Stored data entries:

───

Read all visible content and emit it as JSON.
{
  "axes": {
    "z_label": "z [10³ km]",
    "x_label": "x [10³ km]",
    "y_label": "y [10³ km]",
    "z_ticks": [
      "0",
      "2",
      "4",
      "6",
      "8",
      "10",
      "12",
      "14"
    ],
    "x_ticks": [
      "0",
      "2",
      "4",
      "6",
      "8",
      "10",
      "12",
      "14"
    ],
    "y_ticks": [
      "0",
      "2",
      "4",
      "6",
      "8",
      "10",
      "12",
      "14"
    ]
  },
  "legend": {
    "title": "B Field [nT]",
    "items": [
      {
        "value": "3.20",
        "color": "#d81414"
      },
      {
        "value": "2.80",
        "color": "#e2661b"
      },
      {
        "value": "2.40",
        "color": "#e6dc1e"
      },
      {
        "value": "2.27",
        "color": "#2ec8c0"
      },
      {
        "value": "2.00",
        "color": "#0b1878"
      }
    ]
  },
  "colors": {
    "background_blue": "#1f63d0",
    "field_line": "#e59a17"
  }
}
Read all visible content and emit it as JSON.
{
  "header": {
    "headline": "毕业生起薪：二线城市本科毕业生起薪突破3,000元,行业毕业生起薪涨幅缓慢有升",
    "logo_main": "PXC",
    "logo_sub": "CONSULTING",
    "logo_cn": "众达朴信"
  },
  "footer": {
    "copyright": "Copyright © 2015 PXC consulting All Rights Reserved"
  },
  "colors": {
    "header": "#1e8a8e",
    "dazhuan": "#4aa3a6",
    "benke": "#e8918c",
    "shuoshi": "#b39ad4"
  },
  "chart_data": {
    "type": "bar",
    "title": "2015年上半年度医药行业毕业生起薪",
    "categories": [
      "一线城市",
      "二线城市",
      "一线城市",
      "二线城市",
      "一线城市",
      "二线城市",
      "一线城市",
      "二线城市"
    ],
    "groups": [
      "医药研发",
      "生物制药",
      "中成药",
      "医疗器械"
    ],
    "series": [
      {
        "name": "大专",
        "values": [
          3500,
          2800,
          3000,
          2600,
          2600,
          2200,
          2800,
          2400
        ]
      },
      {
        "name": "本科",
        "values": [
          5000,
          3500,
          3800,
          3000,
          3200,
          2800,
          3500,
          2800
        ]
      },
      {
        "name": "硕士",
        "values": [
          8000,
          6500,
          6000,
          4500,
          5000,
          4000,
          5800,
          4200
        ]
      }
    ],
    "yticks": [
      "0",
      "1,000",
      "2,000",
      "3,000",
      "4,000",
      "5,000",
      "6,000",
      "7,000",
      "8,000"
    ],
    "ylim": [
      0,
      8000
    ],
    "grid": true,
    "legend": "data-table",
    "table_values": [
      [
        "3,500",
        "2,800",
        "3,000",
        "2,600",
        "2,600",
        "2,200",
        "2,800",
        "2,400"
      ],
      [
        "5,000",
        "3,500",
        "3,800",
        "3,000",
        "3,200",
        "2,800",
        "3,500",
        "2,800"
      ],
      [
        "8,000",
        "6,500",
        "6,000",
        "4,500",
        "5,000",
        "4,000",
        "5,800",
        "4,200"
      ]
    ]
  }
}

───

What you will do: Transcribe all of the entries without altering anything.

Problem solution:
Read all visible content and emit it as JSON.
{
  "axes": {
    "z_label": "z [10³ km]",
    "x_label": "x [10³ km]",
    "y_label": "y [10³ km]",
    "z_ticks": [
      "0",
      "2",
      "4",
      "6",
      "8",
      "10",
      "12",
      "14"
    ],
    "x_ticks": [
      "0",
      "2",
      "4",
      "6",
      "8",
      "10",
      "12",
      "14"
    ],
    "y_ticks": [
      "0",
      "2",
      "4",
      "6",
      "8",
      "10",
      "12",
      "14"
    ]
  },
  "legend": {
    "title": "B Field [nT]",
    "items": [
      {
        "value": "3.20",
        "color": "#d81414"
      },
      {
        "value": "2.80",
        "color": "#e2661b"
      },
      {
        "value": "2.40",
        "color": "#e6dc1e"
      },
      {
        "value": "2.27",
        "color": "#2ec8c0"
      },
      {
        "value": "2.00",
        "color": "#0b1878"
      }
    ]
  },
  "colors": {
    "background_blue": "#1f63d0",
    "field_line": "#e59a17"
  }
}
Read all visible content and emit it as JSON.
{
  "header": {
    "headline": "毕业生起薪：二线城市本科毕业生起薪突破3,000元,行业毕业生起薪涨幅缓慢有升",
    "logo_main": "PXC",
    "logo_sub": "CONSULTING",
    "logo_cn": "众达朴信"
  },
  "footer": {
    "copyright": "Copyright © 2015 PXC consulting All Rights Reserved"
  },
  "colors": {
    "header": "#1e8a8e",
    "dazhuan": "#4aa3a6",
    "benke": "#e8918c",
    "shuoshi": "#b39ad4"
  },
  "chart_data": {
    "type": "bar",
    "title": "2015年上半年度医药行业毕业生起薪",
    "categories": [
      "一线城市",
      "二线城市",
      "一线城市",
      "二线城市",
      "一线城市",
      "二线城市",
      "一线城市",
      "二线城市"
    ],
    "groups": [
      "医药研发",
      "生物制药",
      "中成药",
      "医疗器械"
    ],
    "series": [
      {
        "name": "大专",
        "values": [
          3500,
          2800,
          3000,
          2600,
          2600,
          2200,
          2800,
          2400
        ]
      },
      {
        "name": "本科",
        "values": [
          5000,
          3500,
          3800,
          3000,
          3200,
          2800,
          3500,
          2800
        ]
      },
      {
        "name": "硕士",
        "values": [
          8000,
          6500,
          6000,
          4500,
          5000,
          4000,
          5800,
          4200
        ]
      }
    ],
    "yticks": [
      "0",
      "1,000",
      "2,000",
      "3,000",
      "4,000",
      "5,000",
      "6,000",
      "7,000",
      "8,000"
    ],
    "ylim": [
      0,
      8000
    ],
    "grid": true,
    "legend": "data-table",
    "table_values": [
      [
        "3,500",
        "2,800",
        "3,000",
        "2,600",
        "2,600",
        "2,200",
        "2,800",
        "2,400"
      ],
      [
        "5,000",
        "3,500",
        "3,800",
        "3,000",
        "3,200",
        "2,800",
        "3,500",
        "2,800"
      ],
      [
        "8,000",
        "6,500",
        "6,000",
        "4,500",
        "5,000",
        "4,000",
        "5,800",
        "4,200"
      ]
    ]
  }
}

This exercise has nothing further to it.